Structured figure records

☆ ☆ ☆

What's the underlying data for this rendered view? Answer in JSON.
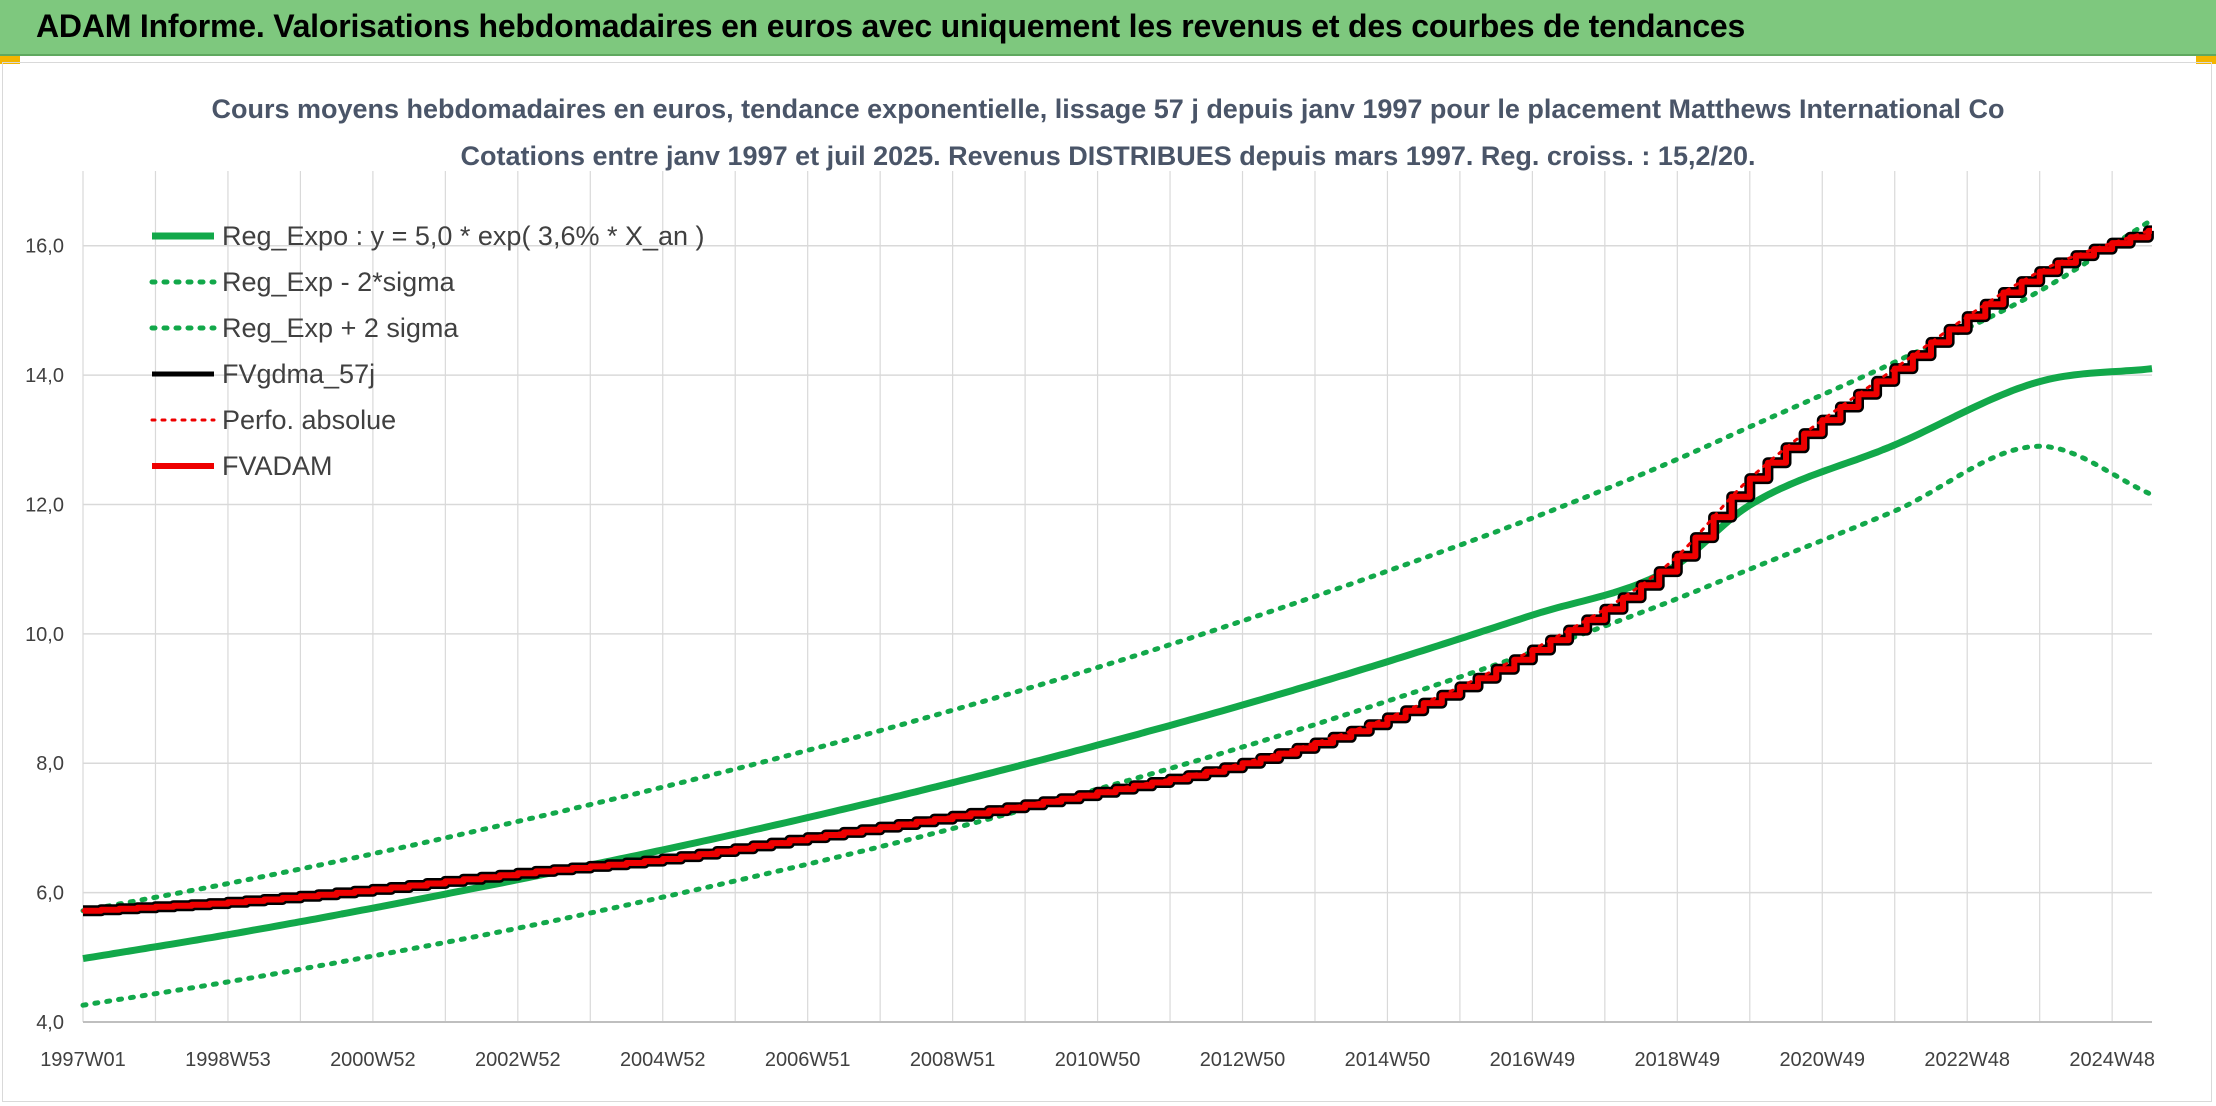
{
  "header": {
    "title": "ADAM Informe. Valorisations hebdomadaires en euros avec uniquement les revenus et des courbes de tendances"
  },
  "colors": {
    "header_bg": "#7ec87e",
    "green": "#12a84a",
    "red": "#ee0000",
    "black": "#000000",
    "grid": "#d9d9d9"
  },
  "chart_data": {
    "type": "line",
    "title": "Cours moyens hebdomadaires en euros, tendance exponentielle, lissage 57 j depuis janv 1997 pour le placement Matthews International Co",
    "subtitle": "Cotations entre janv 1997 et juil 2025. Revenus DISTRIBUES depuis mars 1997. Reg. croiss. : 15,2/20.",
    "xlabel": "",
    "ylabel": "",
    "x_range": [
      "1997W01",
      "2025W30"
    ],
    "x_tick_labels": [
      "1997W01",
      "1998W53",
      "2000W52",
      "2002W52",
      "2004W52",
      "2006W51",
      "2008W51",
      "2010W50",
      "2012W50",
      "2014W50",
      "2016W49",
      "2018W49",
      "2020W49",
      "2022W48",
      "2024W48"
    ],
    "ylim": [
      4.0,
      17.0
    ],
    "y_ticks": [
      "4,0",
      "6,0",
      "8,0",
      "10,0",
      "12,0",
      "14,0",
      "16,0"
    ],
    "grid": true,
    "legend_position": "top-left",
    "x_years": [
      1997.0,
      1999.0,
      2001.0,
      2003.0,
      2005.0,
      2007.0,
      2009.0,
      2011.0,
      2013.0,
      2015.0,
      2017.0,
      2018.9,
      2020.0,
      2022.0,
      2024.0,
      2025.55
    ],
    "series": [
      {
        "name": "Reg_Expo : y = 5,0 * exp( 3,6% *  X_an )",
        "style": "solid",
        "color": "#12a84a",
        "values": [
          4.98,
          5.35,
          5.76,
          6.2,
          6.66,
          7.16,
          7.7,
          8.28,
          8.9,
          9.57,
          10.29,
          11.0,
          11.99,
          12.92,
          13.9,
          14.1
        ]
      },
      {
        "name": "Reg_Exp - 2*sigma",
        "style": "dotted",
        "color": "#12a84a",
        "values": [
          4.26,
          4.62,
          5.02,
          5.45,
          5.93,
          6.44,
          6.99,
          7.6,
          8.25,
          8.96,
          9.72,
          10.5,
          11.0,
          11.9,
          12.9,
          12.15
        ]
      },
      {
        "name": "Reg_Exp + 2 sigma",
        "style": "dotted",
        "color": "#12a84a",
        "values": [
          5.72,
          6.14,
          6.6,
          7.1,
          7.63,
          8.2,
          8.82,
          9.48,
          10.2,
          10.97,
          11.79,
          12.65,
          13.2,
          14.2,
          15.3,
          16.4
        ]
      },
      {
        "name": "FVgdma_57j",
        "style": "solid",
        "color": "#000000",
        "values": [
          5.72,
          5.85,
          6.05,
          6.3,
          6.52,
          6.85,
          7.18,
          7.55,
          8.0,
          8.7,
          9.75,
          11.1,
          12.4,
          14.1,
          15.6,
          16.25
        ]
      },
      {
        "name": "Perfo. absolue",
        "style": "dotted",
        "color": "#ee0000",
        "values": [
          5.72,
          5.85,
          6.05,
          6.3,
          6.52,
          6.85,
          7.18,
          7.55,
          8.0,
          8.7,
          9.75,
          11.1,
          12.4,
          14.1,
          15.6,
          16.25
        ]
      },
      {
        "name": "FVADAM",
        "style": "solid",
        "color": "#ee0000",
        "values": [
          5.72,
          5.85,
          6.05,
          6.3,
          6.52,
          6.85,
          7.18,
          7.55,
          8.0,
          8.7,
          9.75,
          11.1,
          12.4,
          14.1,
          15.6,
          16.25
        ]
      }
    ]
  }
}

☆ ☆ ☆

Pick out and copy the lines of the material that include the word "euros".

    "title": "ADAM Informe. Valorisations hebdomadaires en euros avec uniquement les revenus et des courbes de tendances"
    "title": "Cours moyens hebdomadaires en euros, tendance exponentielle, lissage 57 j depuis janv 1997 pour le placement Matthews International Co",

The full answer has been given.